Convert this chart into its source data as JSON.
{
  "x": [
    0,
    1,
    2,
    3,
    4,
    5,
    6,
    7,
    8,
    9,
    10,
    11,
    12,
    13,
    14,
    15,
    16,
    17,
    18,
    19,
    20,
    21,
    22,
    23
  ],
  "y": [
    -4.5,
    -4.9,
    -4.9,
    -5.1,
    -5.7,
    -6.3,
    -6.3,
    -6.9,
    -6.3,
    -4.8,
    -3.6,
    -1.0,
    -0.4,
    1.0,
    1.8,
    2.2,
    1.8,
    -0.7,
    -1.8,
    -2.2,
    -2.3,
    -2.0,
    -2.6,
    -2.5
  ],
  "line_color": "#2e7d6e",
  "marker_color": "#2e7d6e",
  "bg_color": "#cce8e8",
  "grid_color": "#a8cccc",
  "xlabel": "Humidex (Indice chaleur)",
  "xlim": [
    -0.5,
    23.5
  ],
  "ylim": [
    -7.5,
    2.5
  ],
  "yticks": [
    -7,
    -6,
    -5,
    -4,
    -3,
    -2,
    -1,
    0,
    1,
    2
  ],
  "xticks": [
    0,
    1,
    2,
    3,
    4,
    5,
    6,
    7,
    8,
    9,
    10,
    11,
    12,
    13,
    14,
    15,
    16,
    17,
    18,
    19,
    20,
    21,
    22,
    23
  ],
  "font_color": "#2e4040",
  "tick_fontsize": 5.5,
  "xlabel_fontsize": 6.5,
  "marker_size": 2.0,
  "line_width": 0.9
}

### Stated task
Take the listing above and set it down exactly.

### Task solution
Convert this chart into its source data as JSON.
{
  "x": [
    0,
    1,
    2,
    3,
    4,
    5,
    6,
    7,
    8,
    9,
    10,
    11,
    12,
    13,
    14,
    15,
    16,
    17,
    18,
    19,
    20,
    21,
    22,
    23
  ],
  "y": [
    -4.5,
    -4.9,
    -4.9,
    -5.1,
    -5.7,
    -6.3,
    -6.3,
    -6.9,
    -6.3,
    -4.8,
    -3.6,
    -1.0,
    -0.4,
    1.0,
    1.8,
    2.2,
    1.8,
    -0.7,
    -1.8,
    -2.2,
    -2.3,
    -2.0,
    -2.6,
    -2.5
  ],
  "line_color": "#2e7d6e",
  "marker_color": "#2e7d6e",
  "bg_color": "#cce8e8",
  "grid_color": "#a8cccc",
  "xlabel": "Humidex (Indice chaleur)",
  "xlim": [
    -0.5,
    23.5
  ],
  "ylim": [
    -7.5,
    2.5
  ],
  "yticks": [
    -7,
    -6,
    -5,
    -4,
    -3,
    -2,
    -1,
    0,
    1,
    2
  ],
  "xticks": [
    0,
    1,
    2,
    3,
    4,
    5,
    6,
    7,
    8,
    9,
    10,
    11,
    12,
    13,
    14,
    15,
    16,
    17,
    18,
    19,
    20,
    21,
    22,
    23
  ],
  "font_color": "#2e4040",
  "tick_fontsize": 5.5,
  "xlabel_fontsize": 6.5,
  "marker_size": 2.0,
  "line_width": 0.9
}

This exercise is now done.